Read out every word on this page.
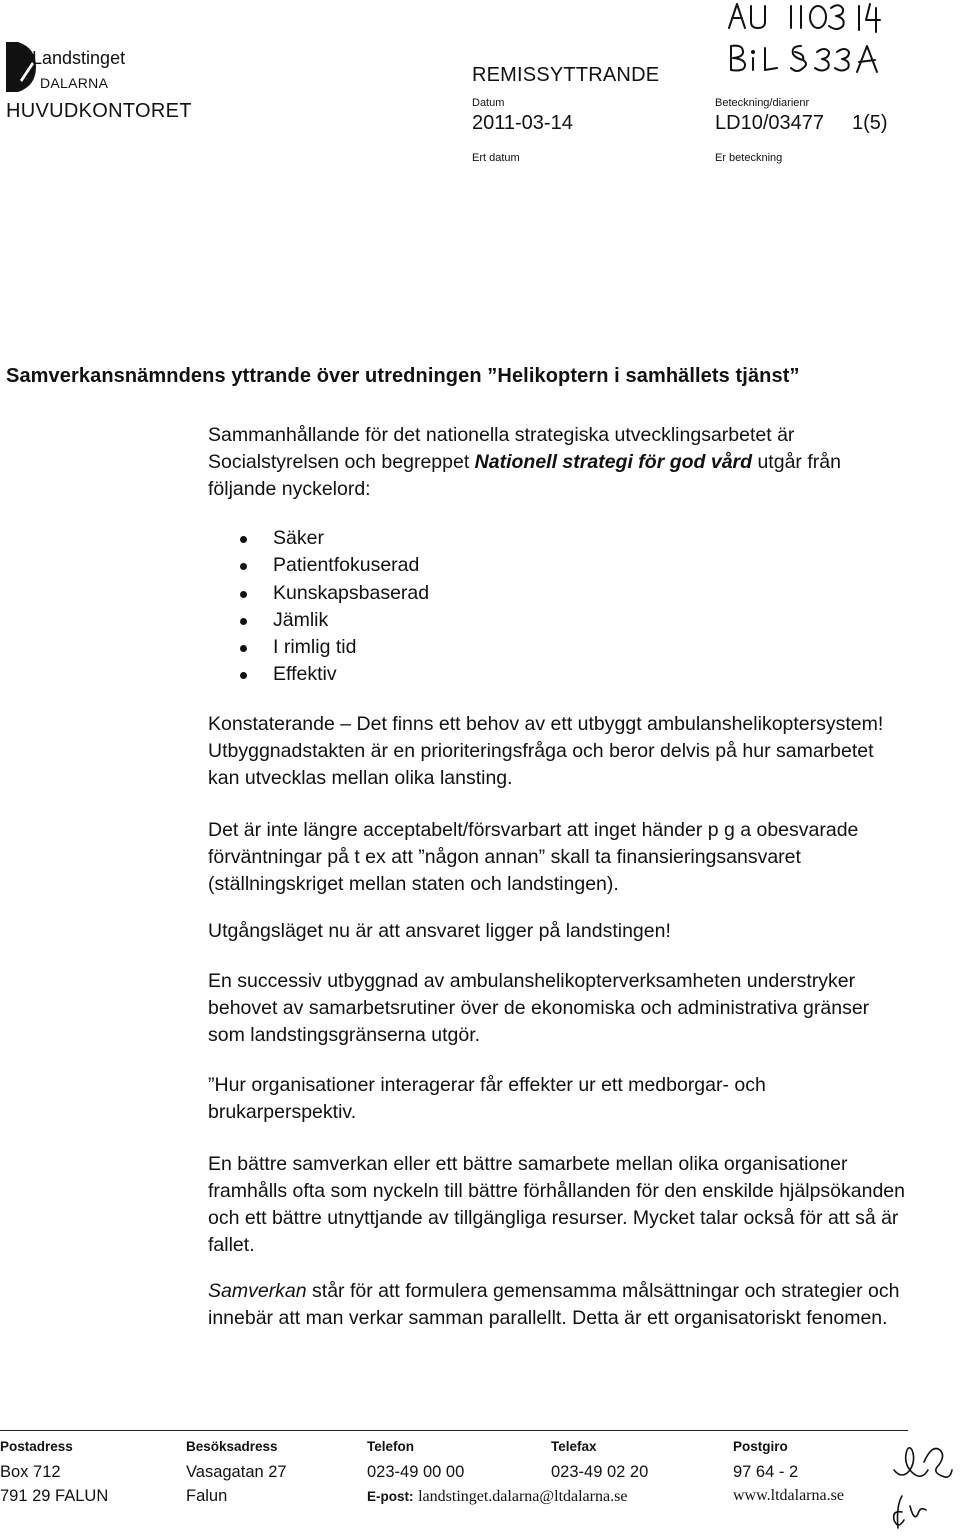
Landstinget
DALARNA
HUVUDKONTORET
REMISSYTTRANDE
Datum
2011-03-14
Ert datum
Beteckning/diarienr
LD10/03477 1(5)
Er beteckning
Samverkansnämndens yttrande över utredningen ”Helikoptern i samhällets tjänst”
Sammanhållande för det nationella strategiska utvecklingsarbetet är Socialstyrelsen och begreppet Nationell strategi för god vård utgår från följande nyckelord:
Säker
Patientfokuserad
Kunskapsbaserad
Jämlik
I rimlig tid
Effektiv
Konstaterande – Det finns ett behov av ett utbyggt ambulanshelikoptersystem! Utbyggnadstakten är en prioriteringsfråga och beror delvis på hur samarbetet kan utvecklas mellan olika lansting.
Det är inte längre acceptabelt/försvarbart att inget händer p g a obesvarade förväntningar på t ex att ”någon annan” skall ta finansieringsansvaret (ställningskriget mellan staten och landstingen).
Utgångsläget nu är att ansvaret ligger på landstingen!
En successiv utbyggnad av ambulanshelikopterverksamheten understryker behovet av samarbetsrutiner över de ekonomiska och administrativa gränser som landstingsgränserna utgör.
”Hur organisationer interagerar får effekter ur ett medborgar- och brukarperspektiv.
En bättre samverkan eller ett bättre samarbete mellan olika organisationer framhålls ofta som nyckeln till bättre förhållanden för den enskilde hjälpsökanden och ett bättre utnyttjande av tillgängliga resurser. Mycket talar också för att så är fallet.
Samverkan står för att formulera gemensamma målsättningar och strategier och innebär att man verkar samman parallellt. Detta är ett organisatoriskt fenomen.
Postadress
Box 712
791 29 FALUN
Besöksadress
Vasagatan 27
Falun
Telefon
023-49 00 00
E-post: landstinget.dalarna@ltdalarna.se
Telefax
023-49 02 20
Postgiro
97 64 - 2
www.ltdalarna.se
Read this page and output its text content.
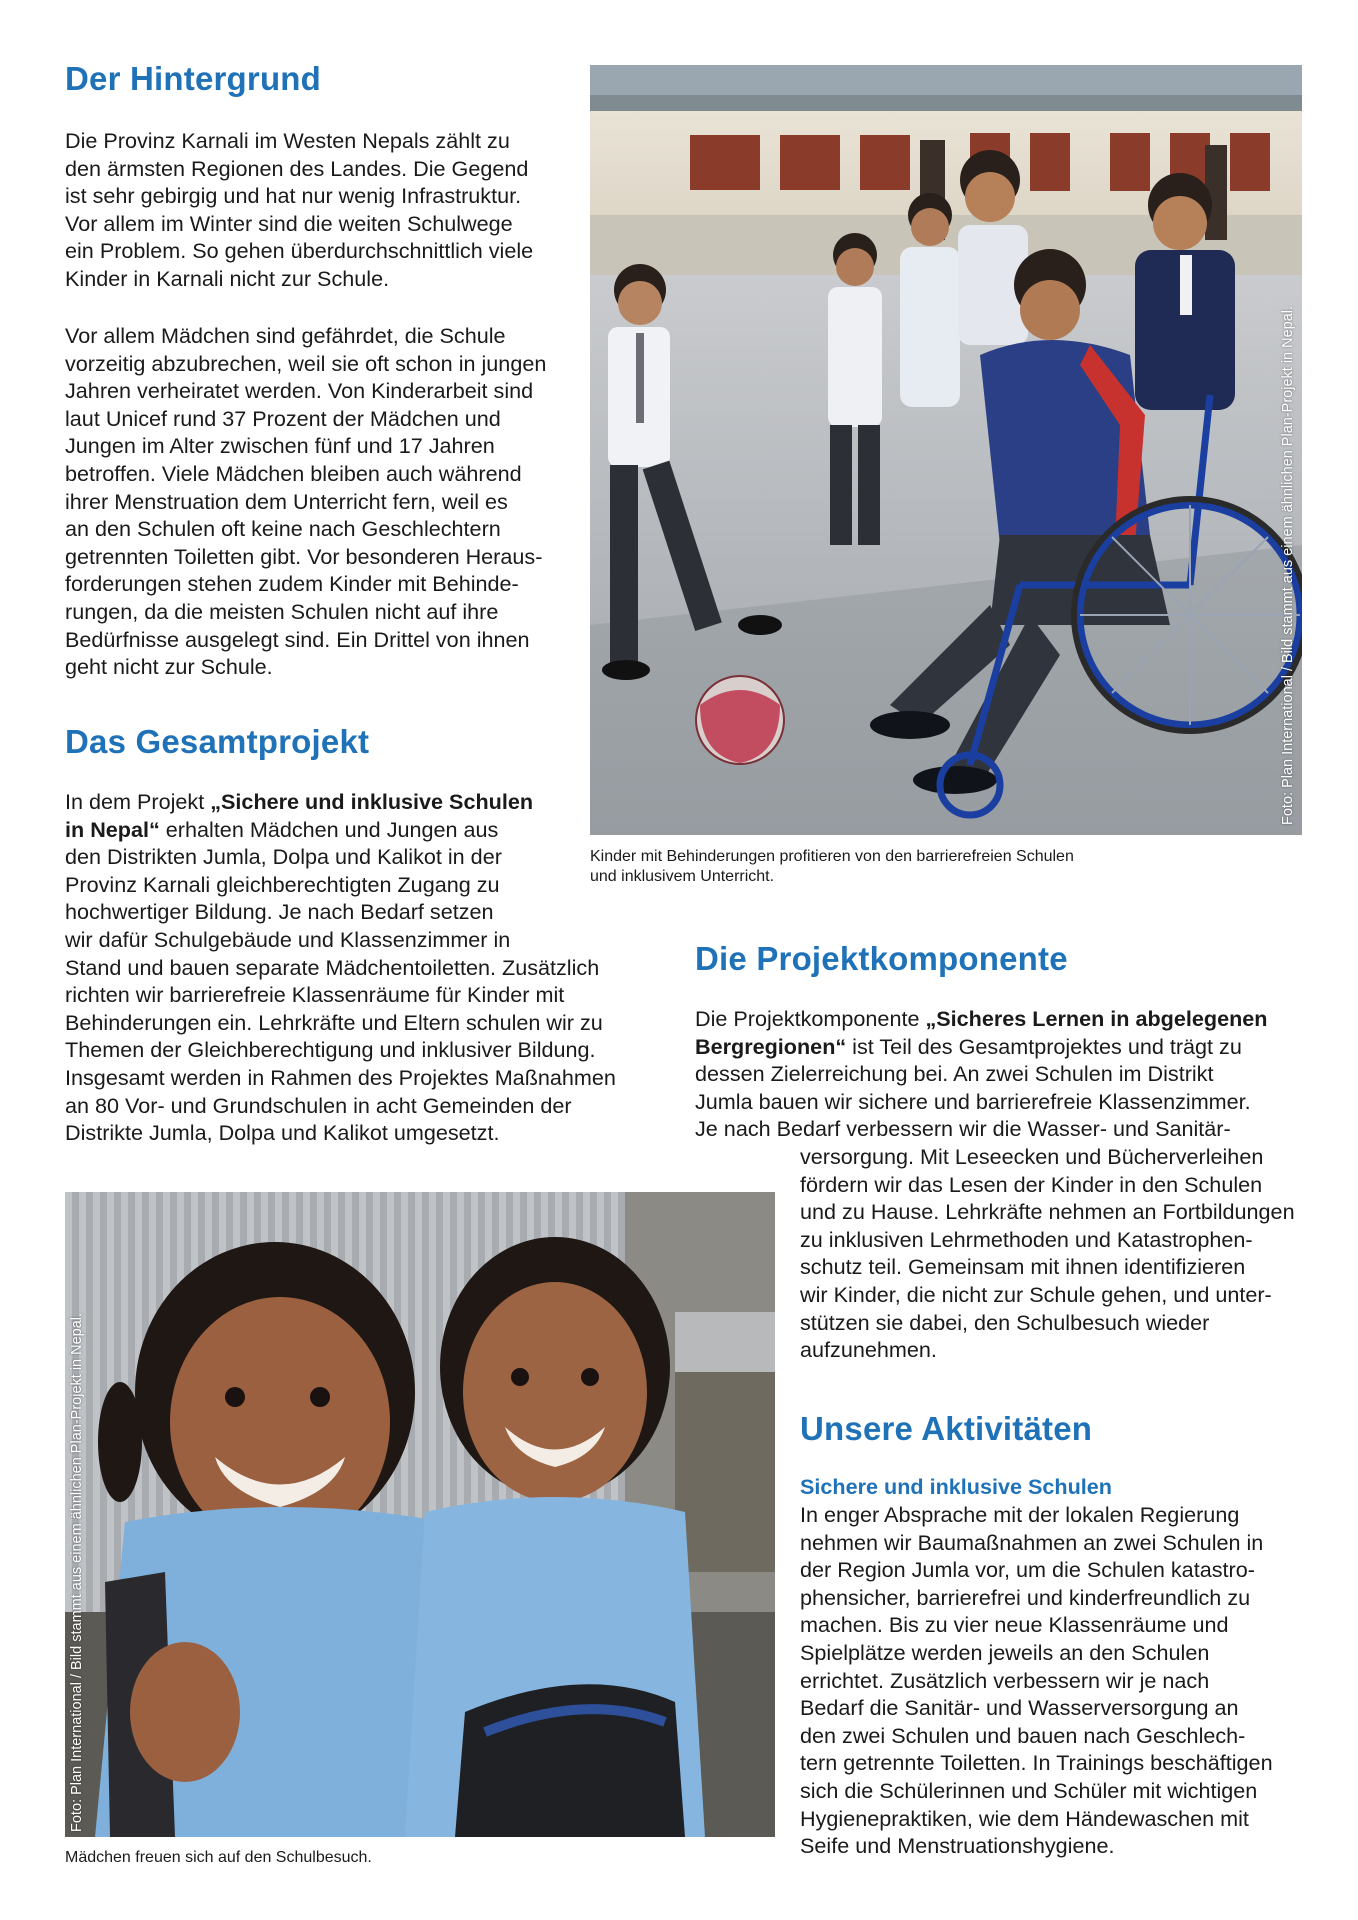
Der Hintergrund

Die Provinz Karnali im Westen Nepals zählt zu
den ärmsten Regionen des Landes. Die Gegend
ist sehr gebirgig und hat nur wenig Infrastruktur.
Vor allem im Winter sind die weiten Schulwege
ein Problem. So gehen überdurchschnittlich viele
Kinder in Karnali nicht zur Schule.

Vor allem Mädchen sind gefährdet, die Schule
vorzeitig abzubrechen, weil sie oft schon in jungen
Jahren verheiratet werden. Von Kinderarbeit sind
laut Unicef rund 37 Prozent der Mädchen und
Jungen im Alter zwischen fünf und 17 Jahren
betroffen. Viele Mädchen bleiben auch während
ihrer Menstruation dem Unterricht fern, weil es
an den Schulen oft keine nach Geschlechtern
getrennten Toiletten gibt. Vor besonderen Heraus-
forderungen stehen zudem Kinder mit Behinde-
rungen, da die meisten Schulen nicht auf ihre
Bedürfnisse ausgelegt sind. Ein Drittel von ihnen
geht nicht zur Schule.	Foto: Plan International / Bild stammt aus einem ähnlichen Plan-Projekt in Nepal.

Kinder mit Behinderungen profitieren von den barrierefreien Schulen
und inklusivem Unterricht.

Das Gesamtprojekt

In dem Projekt „Sichere und inklusive Schulen
in Nepal“ erhalten Mädchen und Jungen aus
den Distrikten Jumla, Dolpa und Kalikot in der
Provinz Karnali gleichberechtigten Zugang zu
hochwertiger Bildung. Je nach Bedarf setzen
wir dafür Schulgebäude und Klassenzimmer in
Stand und bauen separate Mädchentoiletten. Zusätzlich
richten wir barrierefreie Klassenräume für Kinder mit
Behinderungen ein. Lehrkräfte und Eltern schulen wir zu
Themen der Gleichberechtigung und inklusiver Bildung.
Insgesamt werden in Rahmen des Projektes Maßnahmen
an 80 Vor- und Grundschulen in acht Gemeinden der
Distrikte Jumla, Dolpa und Kalikot umgesetzt.

Die Projektkomponente

Die Projektkomponente „Sicheres Lernen in abgelegenen
Bergregionen“ ist Teil des Gesamtprojektes und trägt zu
dessen Zielerreichung bei. An zwei Schulen im Distrikt
Jumla bauen wir sichere und barrierefreie Klassenzimmer.
Je nach Bedarf verbessern wir die Wasser- und Sanitär-

versorgung. Mit Leseecken und Bücherverleihen
fördern wir das Lesen der Kinder in den Schulen
und zu Hause. Lehrkräfte nehmen an Fortbildungen
zu inklusiven Lehrmethoden und Katastrophen-
schutz teil. Gemeinsam mit ihnen identifizieren
wir Kinder, die nicht zur Schule gehen, und unter-
stützen sie dabei, den Schulbesuch wieder
aufzunehmen.

Foto: Plan International / Bild stammt aus einem ähnlichen Plan-Projekt in Nepal.

Mädchen freuen sich auf den Schulbesuch.

Unsere Aktivitäten

Sichere und inklusive Schulen

In enger Absprache mit der lokalen Regierung
nehmen wir Baumaßnahmen an zwei Schulen in
der Region Jumla vor, um die Schulen katastro-
phensicher, barrierefrei und kinderfreundlich zu
machen. Bis zu vier neue Klassenräume und
Spielplätze werden jeweils an den Schulen
errichtet. Zusätzlich verbessern wir je nach
Bedarf die Sanitär- und Wasserversorgung an
den zwei Schulen und bauen nach Geschlech-
tern getrennte Toiletten. In Trainings beschäftigen
sich die Schülerinnen und Schüler mit wichtigen
Hygienepraktiken, wie dem Händewaschen mit
Seife und Menstruationshygiene.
═══
▶ PROBLEM TO WORK ON
Every line is to be duplicated exactly, though pictures stay out.

▶ RESULT OF THIS EXERCISE
Read out every word on this page.
Landstinget
DALARNA
HUVUDKONTORET
REMISSYTTRANDE
Datum
2011-03-14
Ert datum
Beteckning/diarienr
LD10/03477 1(5)
Er beteckning
Samverkansnämndens yttrande över utredningen ”Helikoptern i samhällets tjänst”
Sammanhållande för det nationella strategiska utvecklingsarbetet är Socialstyrelsen och begreppet Nationell strategi för god vård utgår från följande nyckelord:
Säker
Patientfokuserad
Kunskapsbaserad
Jämlik
I rimlig tid
Effektiv
Konstaterande – Det finns ett behov av ett utbyggt ambulanshelikoptersystem! Utbyggnadstakten är en prioriteringsfråga och beror delvis på hur samarbetet kan utvecklas mellan olika lansting.
Det är inte längre acceptabelt/försvarbart att inget händer p g a obesvarade förväntningar på t ex att ”någon annan” skall ta finansieringsansvaret (ställningskriget mellan staten och landstingen).
Utgångsläget nu är att ansvaret ligger på landstingen!
En successiv utbyggnad av ambulanshelikopterverksamheten understryker behovet av samarbetsrutiner över de ekonomiska och administrativa gränser som landstingsgränserna utgör.
”Hur organisationer interagerar får effekter ur ett medborgar- och brukarperspektiv.
En bättre samverkan eller ett bättre samarbete mellan olika organisationer framhålls ofta som nyckeln till bättre förhållanden för den enskilde hjälpsökanden och ett bättre utnyttjande av tillgängliga resurser. Mycket talar också för att så är fallet.
Samverkan står för att formulera gemensamma målsättningar och strategier och innebär att man verkar samman parallellt. Detta är ett organisatoriskt fenomen.
Postadress
Box 712
791 29 FALUN
Besöksadress
Vasagatan 27
Falun
Telefon
023-49 00 00
E-post: landstinget.dalarna@ltdalarna.se
Telefax
023-49 02 20
Postgiro
97 64 - 2
www.ltdalarna.se
Read this page and output its text content.
Der Hintergrund

Die Provinz Karnali im Westen Nepals zählt zu
den ärmsten Regionen des Landes. Die Gegend
ist sehr gebirgig und hat nur wenig Infrastruktur.
Vor allem im Winter sind die weiten Schulwege
ein Problem. So gehen überdurchschnittlich viele
Kinder in Karnali nicht zur Schule.

Vor allem Mädchen sind gefährdet, die Schule
vorzeitig abzubrechen, weil sie oft schon in jungen
Jahren verheiratet werden. Von Kinderarbeit sind
laut Unicef rund 37 Prozent der Mädchen und
Jungen im Alter zwischen fünf und 17 Jahren
betroffen. Viele Mädchen bleiben auch während
ihrer Menstruation dem Unterricht fern, weil es
an den Schulen oft keine nach Geschlechtern
getrennten Toiletten gibt. Vor besonderen Heraus-
forderungen stehen zudem Kinder mit Behinde-
rungen, da die meisten Schulen nicht auf ihre
Bedürfnisse ausgelegt sind. Ein Drittel von ihnen
geht nicht zur Schule.	Foto: Plan International / Bild stammt aus einem ähnlichen Plan-Projekt in Nepal.

Kinder mit Behinderungen profitieren von den barrierefreien Schulen
und inklusivem Unterricht.

Das Gesamtprojekt

In dem Projekt „Sichere und inklusive Schulen
in Nepal“ erhalten Mädchen und Jungen aus
den Distrikten Jumla, Dolpa und Kalikot in der
Provinz Karnali gleichberechtigten Zugang zu
hochwertiger Bildung. Je nach Bedarf setzen
wir dafür Schulgebäude und Klassenzimmer in
Stand und bauen separate Mädchentoiletten. Zusätzlich
richten wir barrierefreie Klassenräume für Kinder mit
Behinderungen ein. Lehrkräfte und Eltern schulen wir zu
Themen der Gleichberechtigung und inklusiver Bildung.
Insgesamt werden in Rahmen des Projektes Maßnahmen
an 80 Vor- und Grundschulen in acht Gemeinden der
Distrikte Jumla, Dolpa und Kalikot umgesetzt.

Die Projektkomponente

Die Projektkomponente „Sicheres Lernen in abgelegenen
Bergregionen“ ist Teil des Gesamtprojektes und trägt zu
dessen Zielerreichung bei. An zwei Schulen im Distrikt
Jumla bauen wir sichere und barrierefreie Klassenzimmer.
Je nach Bedarf verbessern wir die Wasser- und Sanitär-

versorgung. Mit Leseecken und Bücherverleihen
fördern wir das Lesen der Kinder in den Schulen
und zu Hause. Lehrkräfte nehmen an Fortbildungen
zu inklusiven Lehrmethoden und Katastrophen-
schutz teil. Gemeinsam mit ihnen identifizieren
wir Kinder, die nicht zur Schule gehen, und unter-
stützen sie dabei, den Schulbesuch wieder
aufzunehmen.

Foto: Plan International / Bild stammt aus einem ähnlichen Plan-Projekt in Nepal.

Mädchen freuen sich auf den Schulbesuch.

Unsere Aktivitäten

Sichere und inklusive Schulen

In enger Absprache mit der lokalen Regierung
nehmen wir Baumaßnahmen an zwei Schulen in
der Region Jumla vor, um die Schulen katastro-
phensicher, barrierefrei und kinderfreundlich zu
machen. Bis zu vier neue Klassenräume und
Spielplätze werden jeweils an den Schulen
errichtet. Zusätzlich verbessern wir je nach
Bedarf die Sanitär- und Wasserversorgung an
den zwei Schulen und bauen nach Geschlech-
tern getrennte Toiletten. In Trainings beschäftigen
sich die Schülerinnen und Schüler mit wichtigen
Hygienepraktiken, wie dem Händewaschen mit
Seife und Menstruationshygiene.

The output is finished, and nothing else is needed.